§ Records about charts and figures
^^^^^^^^^^^^^^^^

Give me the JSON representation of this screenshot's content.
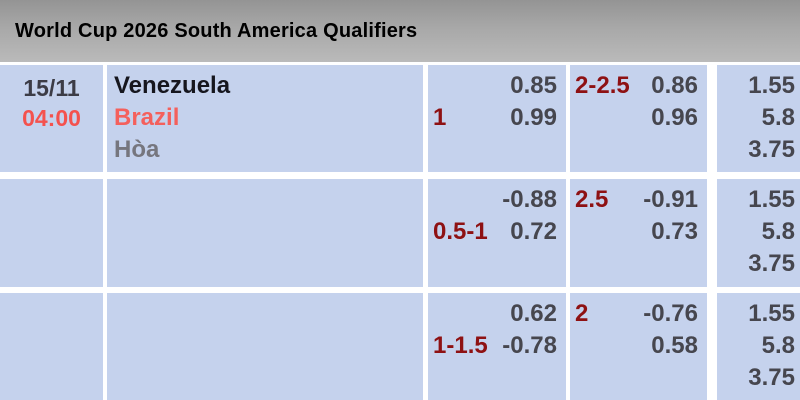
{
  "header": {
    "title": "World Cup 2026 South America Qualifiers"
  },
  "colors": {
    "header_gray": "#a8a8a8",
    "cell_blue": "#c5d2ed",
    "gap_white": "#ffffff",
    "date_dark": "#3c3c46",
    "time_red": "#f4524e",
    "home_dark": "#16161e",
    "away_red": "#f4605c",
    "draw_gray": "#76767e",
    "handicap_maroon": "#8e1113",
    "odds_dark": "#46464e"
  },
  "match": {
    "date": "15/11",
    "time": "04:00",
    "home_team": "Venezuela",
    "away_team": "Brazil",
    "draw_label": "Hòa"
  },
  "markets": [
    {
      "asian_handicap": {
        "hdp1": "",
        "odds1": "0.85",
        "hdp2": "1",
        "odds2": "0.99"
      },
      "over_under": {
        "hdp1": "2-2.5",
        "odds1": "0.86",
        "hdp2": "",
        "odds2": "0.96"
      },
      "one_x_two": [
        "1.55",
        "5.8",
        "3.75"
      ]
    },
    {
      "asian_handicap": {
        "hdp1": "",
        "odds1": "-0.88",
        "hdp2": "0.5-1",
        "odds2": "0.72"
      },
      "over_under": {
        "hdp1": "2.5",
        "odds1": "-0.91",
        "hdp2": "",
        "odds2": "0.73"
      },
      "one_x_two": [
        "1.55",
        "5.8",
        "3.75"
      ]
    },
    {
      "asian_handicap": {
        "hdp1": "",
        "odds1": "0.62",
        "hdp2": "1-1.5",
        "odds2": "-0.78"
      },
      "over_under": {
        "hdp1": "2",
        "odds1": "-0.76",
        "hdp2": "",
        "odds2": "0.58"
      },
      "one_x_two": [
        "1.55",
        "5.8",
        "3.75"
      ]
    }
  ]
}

^^^^^^^^^^^^^^^^

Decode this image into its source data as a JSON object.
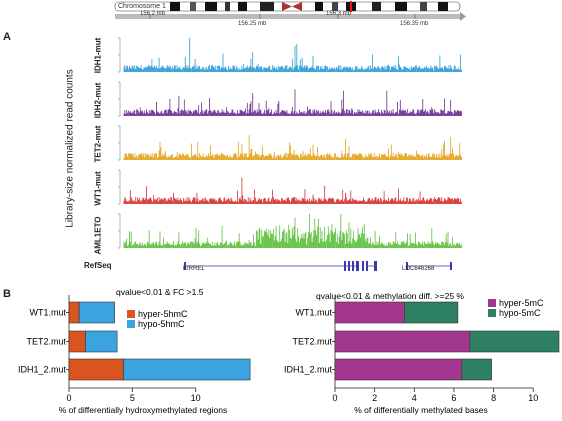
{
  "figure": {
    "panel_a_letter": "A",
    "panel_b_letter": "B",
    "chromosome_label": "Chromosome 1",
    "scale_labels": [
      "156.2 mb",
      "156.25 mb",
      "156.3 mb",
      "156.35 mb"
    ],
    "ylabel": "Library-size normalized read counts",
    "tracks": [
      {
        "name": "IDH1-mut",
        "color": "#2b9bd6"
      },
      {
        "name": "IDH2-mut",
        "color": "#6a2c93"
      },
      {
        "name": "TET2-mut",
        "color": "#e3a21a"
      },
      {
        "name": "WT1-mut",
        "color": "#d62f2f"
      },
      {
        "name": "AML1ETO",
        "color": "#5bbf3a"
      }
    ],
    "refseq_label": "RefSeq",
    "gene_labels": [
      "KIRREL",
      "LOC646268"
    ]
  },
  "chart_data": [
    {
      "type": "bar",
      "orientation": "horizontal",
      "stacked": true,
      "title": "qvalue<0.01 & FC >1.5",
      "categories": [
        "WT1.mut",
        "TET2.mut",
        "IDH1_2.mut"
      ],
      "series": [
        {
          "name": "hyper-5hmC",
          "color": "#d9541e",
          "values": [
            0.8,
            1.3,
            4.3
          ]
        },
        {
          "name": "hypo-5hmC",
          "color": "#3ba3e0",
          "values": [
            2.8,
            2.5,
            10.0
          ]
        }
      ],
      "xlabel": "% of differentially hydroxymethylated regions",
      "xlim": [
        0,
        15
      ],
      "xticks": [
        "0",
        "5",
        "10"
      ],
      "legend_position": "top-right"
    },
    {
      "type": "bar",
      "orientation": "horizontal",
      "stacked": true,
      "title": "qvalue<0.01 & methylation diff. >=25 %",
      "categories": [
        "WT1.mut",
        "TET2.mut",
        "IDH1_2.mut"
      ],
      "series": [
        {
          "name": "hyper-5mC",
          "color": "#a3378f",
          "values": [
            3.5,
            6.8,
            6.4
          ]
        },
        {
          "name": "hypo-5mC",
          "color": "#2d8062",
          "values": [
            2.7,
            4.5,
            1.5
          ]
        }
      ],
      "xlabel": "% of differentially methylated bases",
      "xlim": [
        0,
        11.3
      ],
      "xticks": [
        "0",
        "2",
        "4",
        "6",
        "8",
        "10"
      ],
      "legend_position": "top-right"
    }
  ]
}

^^^^^^^^^^^^^^^^

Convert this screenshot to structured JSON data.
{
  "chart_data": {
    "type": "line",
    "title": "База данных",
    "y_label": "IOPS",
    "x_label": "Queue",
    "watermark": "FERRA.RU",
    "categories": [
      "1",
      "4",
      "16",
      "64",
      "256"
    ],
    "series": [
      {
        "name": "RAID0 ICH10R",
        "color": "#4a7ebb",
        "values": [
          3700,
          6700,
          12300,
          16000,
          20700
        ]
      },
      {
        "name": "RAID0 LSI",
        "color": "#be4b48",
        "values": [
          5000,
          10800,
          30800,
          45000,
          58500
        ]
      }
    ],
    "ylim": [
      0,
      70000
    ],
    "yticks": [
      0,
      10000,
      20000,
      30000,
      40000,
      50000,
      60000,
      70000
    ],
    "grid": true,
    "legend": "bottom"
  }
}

^^^^^^^^^^^^^^^^

§ Goal
Return only those lines of the records that contain the string "qvalue".

§ Correct output
      "title": "qvalue<0.01 & FC >1.5",
      "title": "qvalue<0.01 & methylation diff. >=25 %",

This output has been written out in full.